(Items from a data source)
┏━━
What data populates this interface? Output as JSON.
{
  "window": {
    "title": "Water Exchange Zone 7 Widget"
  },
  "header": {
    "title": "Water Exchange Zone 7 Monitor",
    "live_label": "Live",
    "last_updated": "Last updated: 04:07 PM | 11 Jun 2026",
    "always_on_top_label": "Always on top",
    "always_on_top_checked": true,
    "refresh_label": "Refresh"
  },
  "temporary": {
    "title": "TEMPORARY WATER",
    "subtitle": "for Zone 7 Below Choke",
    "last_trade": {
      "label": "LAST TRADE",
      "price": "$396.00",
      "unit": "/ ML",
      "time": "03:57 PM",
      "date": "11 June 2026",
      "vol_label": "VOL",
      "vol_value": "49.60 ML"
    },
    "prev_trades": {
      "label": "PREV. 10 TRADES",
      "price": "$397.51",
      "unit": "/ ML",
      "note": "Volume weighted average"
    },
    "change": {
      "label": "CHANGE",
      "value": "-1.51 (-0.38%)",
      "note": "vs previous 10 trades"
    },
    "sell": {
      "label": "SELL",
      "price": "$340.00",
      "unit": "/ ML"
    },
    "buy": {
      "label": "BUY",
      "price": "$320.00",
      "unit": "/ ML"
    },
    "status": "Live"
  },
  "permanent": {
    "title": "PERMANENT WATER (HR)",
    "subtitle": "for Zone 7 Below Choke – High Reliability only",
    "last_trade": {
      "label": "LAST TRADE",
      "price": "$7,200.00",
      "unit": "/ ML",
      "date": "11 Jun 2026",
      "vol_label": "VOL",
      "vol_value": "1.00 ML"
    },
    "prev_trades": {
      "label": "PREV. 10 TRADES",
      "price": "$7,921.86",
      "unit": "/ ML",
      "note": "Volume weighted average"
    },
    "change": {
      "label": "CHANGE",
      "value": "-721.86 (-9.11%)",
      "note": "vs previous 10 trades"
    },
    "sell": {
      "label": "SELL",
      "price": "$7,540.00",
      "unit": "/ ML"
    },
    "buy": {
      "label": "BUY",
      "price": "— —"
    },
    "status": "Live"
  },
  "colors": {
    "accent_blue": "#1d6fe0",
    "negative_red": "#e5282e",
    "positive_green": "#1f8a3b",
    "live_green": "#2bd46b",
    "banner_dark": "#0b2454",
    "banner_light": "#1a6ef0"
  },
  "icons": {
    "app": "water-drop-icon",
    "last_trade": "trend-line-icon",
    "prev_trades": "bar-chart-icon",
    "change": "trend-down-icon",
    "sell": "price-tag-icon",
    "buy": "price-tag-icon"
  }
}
┗━━
● Exercise task:
Reproduce the records word for word.

● In response:
What data populates this interface? Output as JSON.
{
  "window": {
    "title": "Water Exchange Zone 7 Widget"
  },
  "header": {
    "title": "Water Exchange Zone 7 Monitor",
    "live_label": "Live",
    "last_updated": "Last updated: 04:07 PM | 11 Jun 2026",
    "always_on_top_label": "Always on top",
    "always_on_top_checked": true,
    "refresh_label": "Refresh"
  },
  "temporary": {
    "title": "TEMPORARY WATER",
    "subtitle": "for Zone 7 Below Choke",
    "last_trade": {
      "label": "LAST TRADE",
      "price": "$396.00",
      "unit": "/ ML",
      "time": "03:57 PM",
      "date": "11 June 2026",
      "vol_label": "VOL",
      "vol_value": "49.60 ML"
    },
    "prev_trades": {
      "label": "PREV. 10 TRADES",
      "price": "$397.51",
      "unit": "/ ML",
      "note": "Volume weighted average"
    },
    "change": {
      "label": "CHANGE",
      "value": "-1.51 (-0.38%)",
      "note": "vs previous 10 trades"
    },
    "sell": {
      "label": "SELL",
      "price": "$340.00",
      "unit": "/ ML"
    },
    "buy": {
      "label": "BUY",
      "price": "$320.00",
      "unit": "/ ML"
    },
    "status": "Live"
  },
  "permanent": {
    "title": "PERMANENT WATER (HR)",
    "subtitle": "for Zone 7 Below Choke – High Reliability only",
    "last_trade": {
      "label": "LAST TRADE",
      "price": "$7,200.00",
      "unit": "/ ML",
      "date": "11 Jun 2026",
      "vol_label": "VOL",
      "vol_value": "1.00 ML"
    },
    "prev_trades": {
      "label": "PREV. 10 TRADES",
      "price": "$7,921.86",
      "unit": "/ ML",
      "note": "Volume weighted average"
    },
    "change": {
      "label": "CHANGE",
      "value": "-721.86 (-9.11%)",
      "note": "vs previous 10 trades"
    },
    "sell": {
      "label": "SELL",
      "price": "$7,540.00",
      "unit": "/ ML"
    },
    "buy": {
      "label": "BUY",
      "price": "— —"
    },
    "status": "Live"
  },
  "colors": {
    "accent_blue": "#1d6fe0",
    "negative_red": "#e5282e",
    "positive_green": "#1f8a3b",
    "live_green": "#2bd46b",
    "banner_dark": "#0b2454",
    "banner_light": "#1a6ef0"
  },
  "icons": {
    "app": "water-drop-icon",
    "last_trade": "trend-line-icon",
    "prev_trades": "bar-chart-icon",
    "change": "trend-down-icon",
    "sell": "price-tag-icon",
    "buy": "price-tag-icon"
  }
}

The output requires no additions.